### Requirement
Only the lines from the one containing "Extract the structured" through the end of the entries should be returned, exactly as they are, with the pictures omitted.

### Supplied data
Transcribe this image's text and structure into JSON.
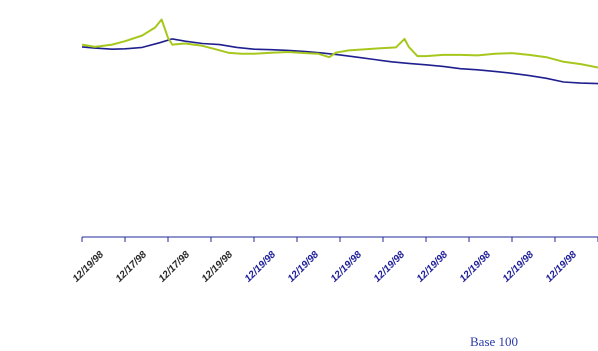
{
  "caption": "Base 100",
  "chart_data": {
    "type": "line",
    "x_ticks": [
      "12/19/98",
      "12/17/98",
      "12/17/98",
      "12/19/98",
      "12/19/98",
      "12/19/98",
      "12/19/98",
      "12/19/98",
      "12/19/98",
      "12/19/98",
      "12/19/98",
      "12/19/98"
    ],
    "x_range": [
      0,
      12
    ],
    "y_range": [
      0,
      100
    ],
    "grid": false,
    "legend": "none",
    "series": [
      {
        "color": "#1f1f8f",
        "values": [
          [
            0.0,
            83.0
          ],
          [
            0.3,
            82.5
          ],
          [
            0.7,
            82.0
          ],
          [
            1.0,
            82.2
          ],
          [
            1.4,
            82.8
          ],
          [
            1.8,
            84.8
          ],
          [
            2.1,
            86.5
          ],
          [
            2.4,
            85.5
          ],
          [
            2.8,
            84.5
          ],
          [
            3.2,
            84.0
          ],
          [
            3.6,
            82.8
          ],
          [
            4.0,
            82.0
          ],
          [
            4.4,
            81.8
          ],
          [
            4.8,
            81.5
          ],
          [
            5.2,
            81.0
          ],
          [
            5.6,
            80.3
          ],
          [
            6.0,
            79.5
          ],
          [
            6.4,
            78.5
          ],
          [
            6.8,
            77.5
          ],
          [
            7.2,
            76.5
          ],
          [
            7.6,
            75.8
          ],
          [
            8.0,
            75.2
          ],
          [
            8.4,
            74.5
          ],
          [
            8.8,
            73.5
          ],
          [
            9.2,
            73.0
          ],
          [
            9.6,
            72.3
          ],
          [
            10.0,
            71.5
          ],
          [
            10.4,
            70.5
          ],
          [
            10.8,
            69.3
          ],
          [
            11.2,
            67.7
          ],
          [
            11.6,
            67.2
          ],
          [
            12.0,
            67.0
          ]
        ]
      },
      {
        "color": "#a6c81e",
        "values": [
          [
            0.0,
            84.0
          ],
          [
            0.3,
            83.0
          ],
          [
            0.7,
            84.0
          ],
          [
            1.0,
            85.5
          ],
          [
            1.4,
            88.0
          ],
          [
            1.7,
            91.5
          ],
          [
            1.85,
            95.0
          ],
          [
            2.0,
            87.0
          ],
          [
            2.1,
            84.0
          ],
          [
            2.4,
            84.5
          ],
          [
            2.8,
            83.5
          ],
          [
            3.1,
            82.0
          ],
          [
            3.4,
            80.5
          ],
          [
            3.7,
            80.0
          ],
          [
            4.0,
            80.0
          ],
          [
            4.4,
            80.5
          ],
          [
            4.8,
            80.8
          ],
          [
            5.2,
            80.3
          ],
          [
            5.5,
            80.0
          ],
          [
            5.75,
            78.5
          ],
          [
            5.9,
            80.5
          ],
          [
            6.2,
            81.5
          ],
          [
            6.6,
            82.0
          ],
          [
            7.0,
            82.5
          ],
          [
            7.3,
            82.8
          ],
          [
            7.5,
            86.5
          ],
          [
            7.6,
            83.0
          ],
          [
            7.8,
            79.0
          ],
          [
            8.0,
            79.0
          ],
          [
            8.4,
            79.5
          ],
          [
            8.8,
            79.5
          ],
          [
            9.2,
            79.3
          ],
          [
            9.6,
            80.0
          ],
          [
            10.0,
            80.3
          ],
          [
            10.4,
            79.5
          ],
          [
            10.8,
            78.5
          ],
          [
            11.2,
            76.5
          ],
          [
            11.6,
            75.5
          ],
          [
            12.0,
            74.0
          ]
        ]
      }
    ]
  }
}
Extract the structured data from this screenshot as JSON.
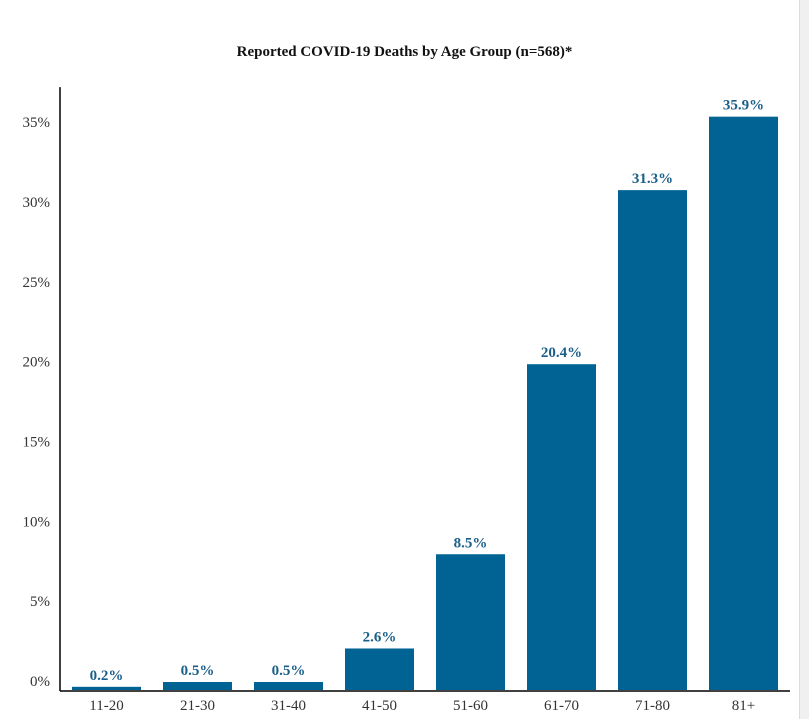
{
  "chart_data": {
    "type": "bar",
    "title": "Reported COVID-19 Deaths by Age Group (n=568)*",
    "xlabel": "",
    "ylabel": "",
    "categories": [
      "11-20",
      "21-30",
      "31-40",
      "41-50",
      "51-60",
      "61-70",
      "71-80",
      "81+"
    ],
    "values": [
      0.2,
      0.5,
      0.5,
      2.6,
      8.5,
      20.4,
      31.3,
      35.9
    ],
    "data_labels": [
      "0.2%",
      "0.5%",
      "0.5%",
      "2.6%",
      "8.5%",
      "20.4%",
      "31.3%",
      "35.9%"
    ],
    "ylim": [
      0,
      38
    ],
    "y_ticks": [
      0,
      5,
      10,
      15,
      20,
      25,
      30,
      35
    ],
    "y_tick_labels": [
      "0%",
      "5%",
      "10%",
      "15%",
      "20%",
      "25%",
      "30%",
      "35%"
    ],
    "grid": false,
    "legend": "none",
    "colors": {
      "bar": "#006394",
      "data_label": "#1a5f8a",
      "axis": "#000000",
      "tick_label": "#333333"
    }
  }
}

### The solution
Extract the structured data from this screenshot as JSON.
{
  "chart_data": {
    "type": "bar",
    "title": "Reported COVID-19 Deaths by Age Group (n=568)*",
    "xlabel": "",
    "ylabel": "",
    "categories": [
      "11-20",
      "21-30",
      "31-40",
      "41-50",
      "51-60",
      "61-70",
      "71-80",
      "81+"
    ],
    "values": [
      0.2,
      0.5,
      0.5,
      2.6,
      8.5,
      20.4,
      31.3,
      35.9
    ],
    "data_labels": [
      "0.2%",
      "0.5%",
      "0.5%",
      "2.6%",
      "8.5%",
      "20.4%",
      "31.3%",
      "35.9%"
    ],
    "ylim": [
      0,
      38
    ],
    "y_ticks": [
      0,
      5,
      10,
      15,
      20,
      25,
      30,
      35
    ],
    "y_tick_labels": [
      "0%",
      "5%",
      "10%",
      "15%",
      "20%",
      "25%",
      "30%",
      "35%"
    ],
    "grid": false,
    "legend": "none",
    "colors": {
      "bar": "#006394",
      "data_label": "#1a5f8a",
      "axis": "#000000",
      "tick_label": "#333333"
    }
  }
}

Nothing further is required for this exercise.